What this task involves
Copy out each line of the data that holds the word "name".

Data for this exercise
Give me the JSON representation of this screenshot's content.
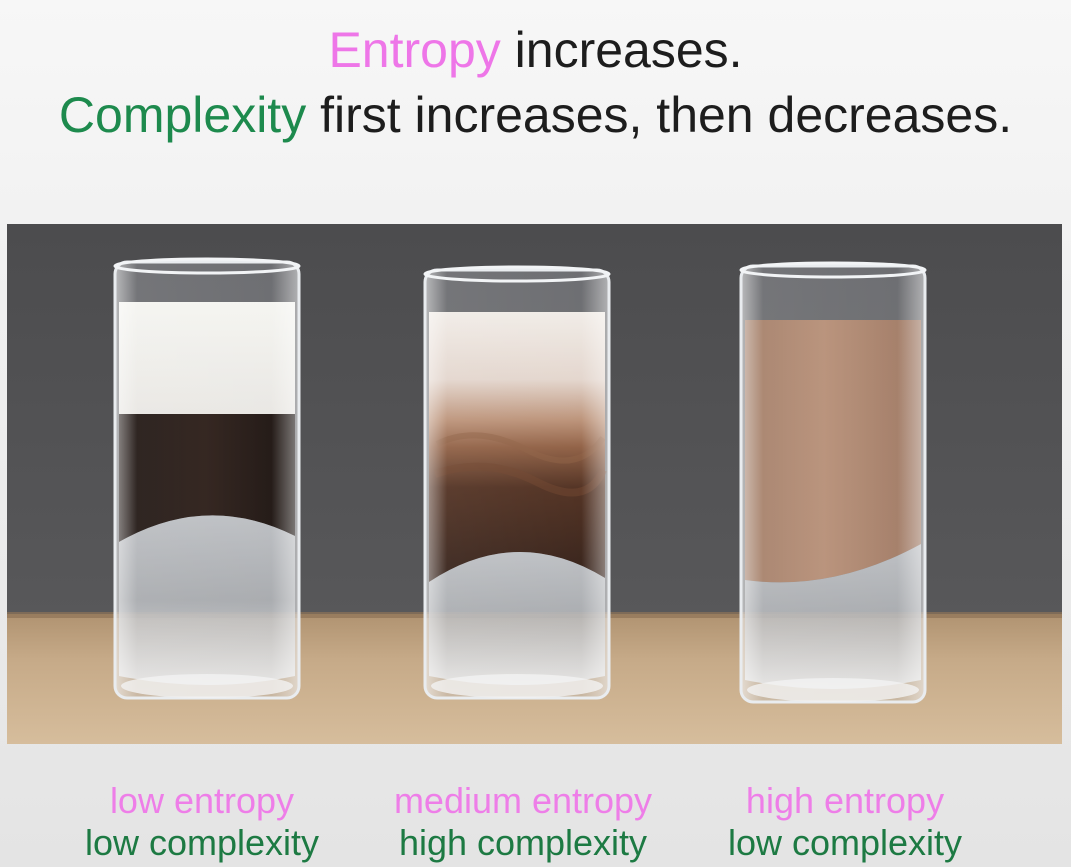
{
  "title": {
    "line1_keyword": "Entropy",
    "line1_rest": " increases.",
    "line2_keyword": "Complexity",
    "line2_rest": " first increases, then decreases."
  },
  "colors": {
    "entropy": "#ee76e8",
    "complexity": "#1d8a4d"
  },
  "glasses": [
    {
      "entropy": "low entropy",
      "complexity": "low complexity"
    },
    {
      "entropy": "medium entropy",
      "complexity": "high complexity"
    },
    {
      "entropy": "high entropy",
      "complexity": "low complexity"
    }
  ]
}
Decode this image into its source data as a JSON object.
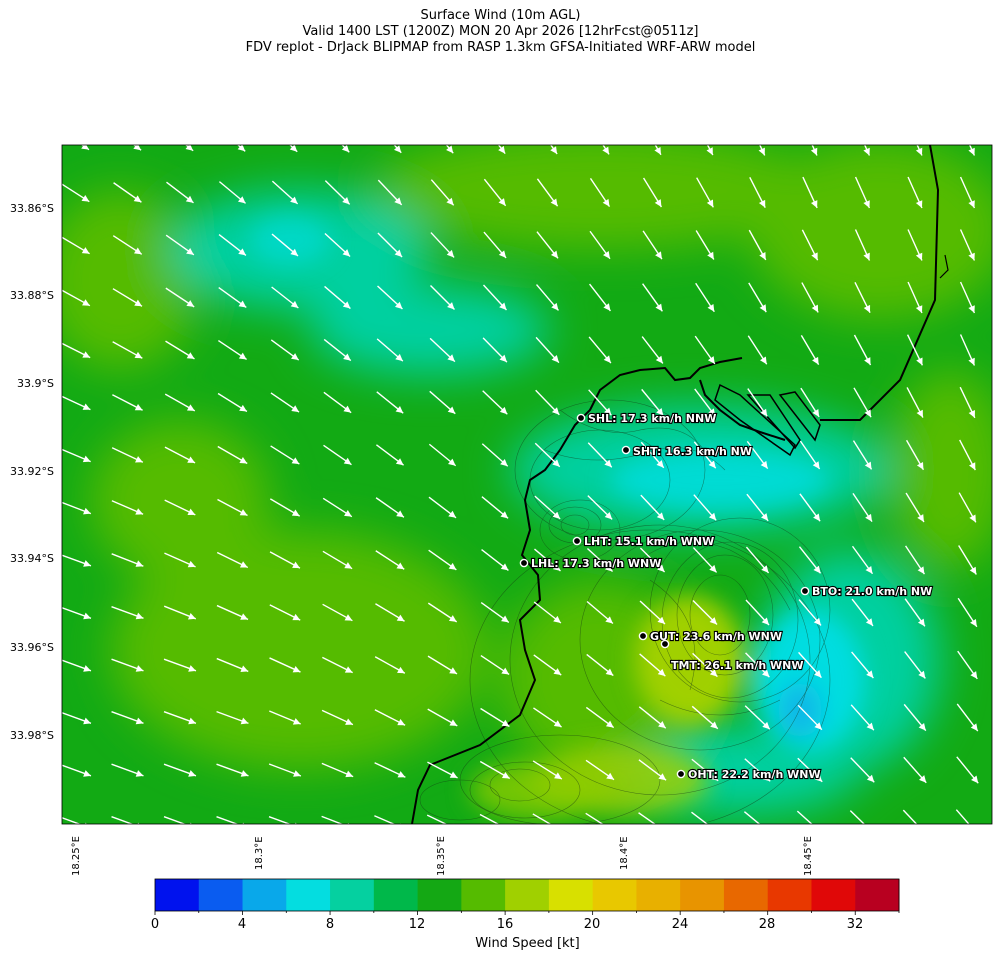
{
  "header": {
    "line1": "Surface Wind (10m AGL)",
    "line2": "Valid 1400 LST (1200Z) MON 20 Apr 2026 [12hrFcst@0511z]",
    "line3": "FDV replot - DrJack BLIPMAP from RASP 1.3km GFSA-Initiated WRF-ARW model"
  },
  "axes": {
    "lat_labels": [
      "33.86°S",
      "33.88°S",
      "33.9°S",
      "33.92°S",
      "33.94°S",
      "33.96°S",
      "33.98°S"
    ],
    "lon_labels": [
      "18.25°E",
      "18.3°E",
      "18.35°E",
      "18.4°E",
      "18.45°E"
    ]
  },
  "stations": [
    {
      "id": "SHL",
      "label": "SHL: 17.3 km/h NNW"
    },
    {
      "id": "SHT",
      "label": "SHT: 16.3 km/h NW"
    },
    {
      "id": "LHT",
      "label": "LHT: 15.1 km/h WNW"
    },
    {
      "id": "LHL",
      "label": "LHL: 17.3 km/h WNW"
    },
    {
      "id": "BTO",
      "label": "BTO: 21.0 km/h NW"
    },
    {
      "id": "GUT",
      "label": "GUT: 23.6 km/h WNW"
    },
    {
      "id": "TMT",
      "label": "TMT: 26.1 km/h WNW"
    },
    {
      "id": "OHT",
      "label": "OHT: 22.2 km/h WNW"
    }
  ],
  "colorbar": {
    "title": "Wind Speed [kt]",
    "ticks": [
      "0",
      "4",
      "8",
      "12",
      "16",
      "20",
      "24",
      "28",
      "32"
    ],
    "colors": [
      "#0012ee",
      "#0a5cf0",
      "#09a8ea",
      "#04dde0",
      "#05d0a0",
      "#00b84a",
      "#14a814",
      "#55bb00",
      "#a0d000",
      "#d8e000",
      "#e8c800",
      "#e8b000",
      "#e89400",
      "#e86800",
      "#e83800",
      "#e00808",
      "#b80020"
    ]
  },
  "wind_field": {
    "prevailing_direction": "WNW to NNW",
    "speed_range_kt": [
      6,
      22
    ]
  }
}
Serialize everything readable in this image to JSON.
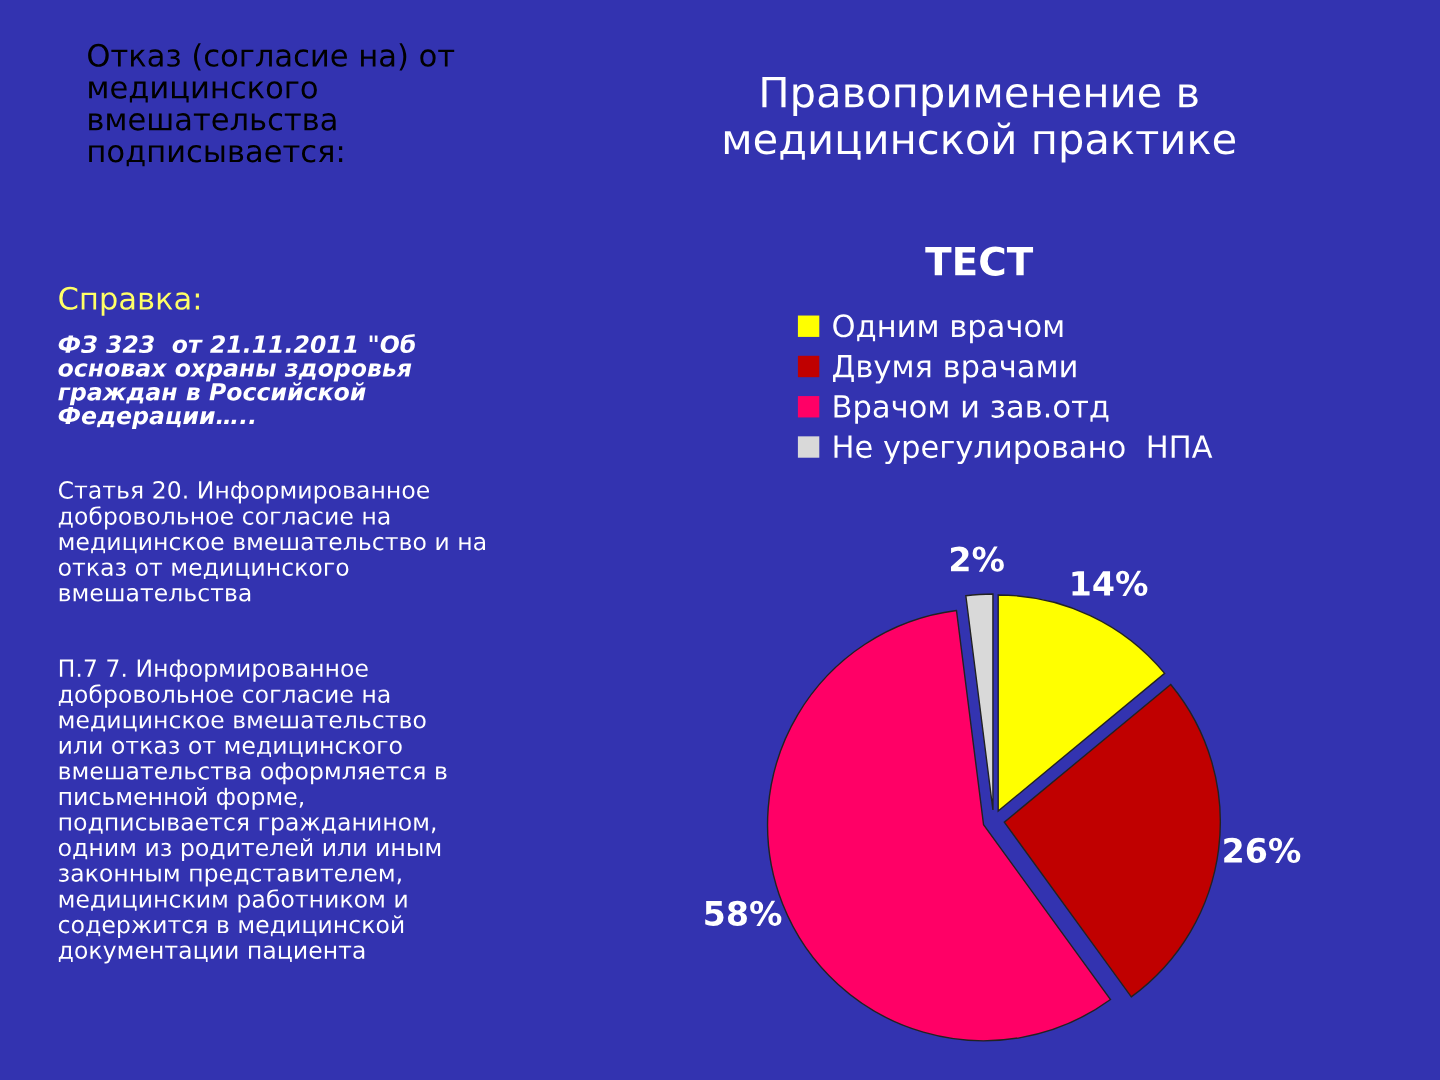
{
  "chart_data": {
    "type": "pie",
    "title": "ТЕСТ",
    "categories": [
      "Одним врачом",
      "Двумя врачами",
      "Врачом и зав.отд",
      "Не урегулировано  НПА"
    ],
    "values": [
      14,
      26,
      58,
      2
    ],
    "colors": [
      "#ffff00",
      "#c00000",
      "#ff0066",
      "#d9d9d9"
    ],
    "value_labels": [
      "14%",
      "26%",
      "58%",
      "2%"
    ],
    "legend": "top",
    "annotations": [
      "Отказ (согласие на) от\nмедицинского\nвмешательства\nподписывается:",
      "Правоприменение в\nмедицинской практике",
      "Справка:",
      "ФЗ 323  от 21.11.2011 \"Об\nосновах охраны здоровья\nграждан в Российской\nФедерации…..",
      "Статья 20. Информированное\nдобровольное согласие на\nмедицинское вмешательство и на\nотказ от медицинского\nвмешательства",
      "П.7 7. Информированное\nдобровольное согласие на\nмедицинское вмешательство\nили отказ от медицинского\nвмешательства оформляется в\nписьменной форме,\nподписывается гражданином,\nодним из родителей или иным\nзаконным представителем,\nмедицинским работником и\nсодержится в медицинской\nдокументации пациента"
    ]
  }
}
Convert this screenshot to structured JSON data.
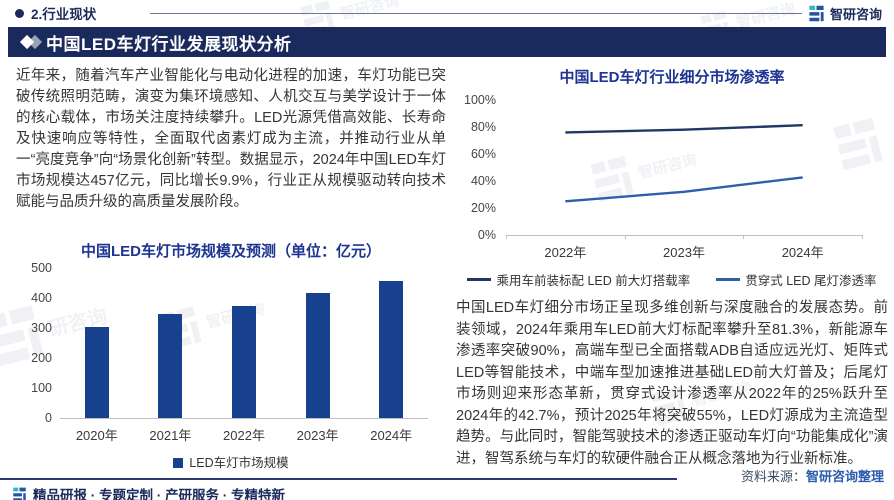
{
  "header": {
    "section_label": "2.行业现状",
    "brand": "智研咨询"
  },
  "title_bar": {
    "title": "中国LED车灯行业发展现状分析"
  },
  "left": {
    "intro": "近年来，随着汽车产业智能化与电动化进程的加速，车灯功能已突破传统照明范畴，演变为集环境感知、人机交互与美学设计于一体的核心载体，市场关注度持续攀升。LED光源凭借高效能、长寿命及快速响应等特性，全面取代卤素灯成为主流，并推动行业从单一“亮度竞争”向“场景化创新”转型。数据显示，2024年中国LED车灯市场规模达457亿元，同比增长9.9%，行业正从规模驱动转向技术赋能与品质升级的高质量发展阶段。"
  },
  "right": {
    "analysis": "中国LED车灯细分市场正呈现多维创新与深度融合的发展态势。前装领域，2024年乘用车LED前大灯标配率攀升至81.3%，新能源车渗透率突破90%，高端车型已全面搭载ADB自适应远光灯、矩阵式LED等智能技术，中端车型加速推进基础LED前大灯普及；后尾灯市场则迎来形态革新，贯穿式设计渗透率从2022年的25%跃升至2024年的42.7%，预计2025年将突破55%，LED灯源成为主流造型趋势。与此同时，智能驾驶技术的渗透正驱动车灯向“功能集成化”演进，智驾系统与车灯的软硬件融合正从概念落地为行业新标准。"
  },
  "chart_data": [
    {
      "type": "bar",
      "title": "中国LED车灯市场规模及预测（单位：亿元）",
      "categories": [
        "2020年",
        "2021年",
        "2022年",
        "2023年",
        "2024年"
      ],
      "values": [
        303,
        348,
        372,
        416,
        457
      ],
      "ylim": [
        0,
        500
      ],
      "ytick_step": 100,
      "legend_label": "LED车灯市场规模",
      "color": "#17418f",
      "grid": false,
      "legend_position": "bottom"
    },
    {
      "type": "line",
      "title": "中国LED车灯行业细分市场渗透率",
      "categories": [
        "2022年",
        "2023年",
        "2024年"
      ],
      "series": [
        {
          "name": "乘用车前装标配 LED 前大灯搭载率",
          "values": [
            76,
            78,
            81.3
          ],
          "color": "#1f3864"
        },
        {
          "name": "贯穿式 LED 尾灯渗透率",
          "values": [
            25,
            32,
            42.7
          ],
          "color": "#2e5fa8"
        }
      ],
      "ylim": [
        0,
        100
      ],
      "ytick_step": 20,
      "yunit": "%",
      "grid": false,
      "legend_position": "bottom"
    }
  ],
  "source": {
    "label": "资料来源：",
    "value": "智研咨询整理"
  },
  "footer": {
    "slogan": "精品研报 · 专题定制 · 产研服务 · 专精特新"
  },
  "colors": {
    "navy": "#1b2a5c",
    "chart_title_blue": "#1d3493",
    "bar_blue": "#17418f",
    "line_dark": "#1f3864",
    "line_mid": "#2e5fa8",
    "logo_teal": "#2fb8c5",
    "logo_blue": "#2353a4",
    "source_value_blue": "#2a5cae"
  }
}
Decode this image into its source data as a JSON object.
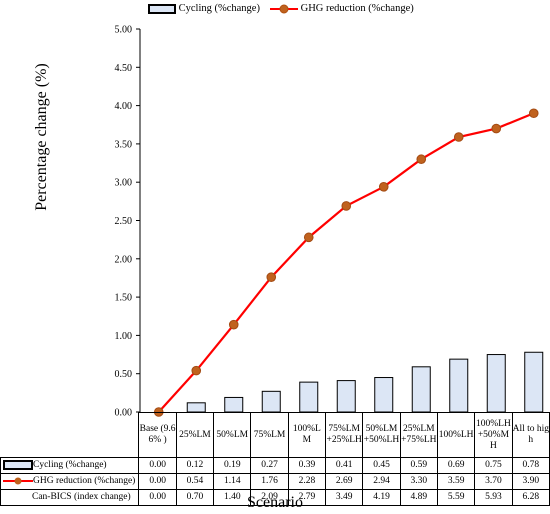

Answer for the task
          "name": "乘用车前装标配 LED 前大灯搭载率",
          "name": "贯穿式 LED 尾灯渗透率",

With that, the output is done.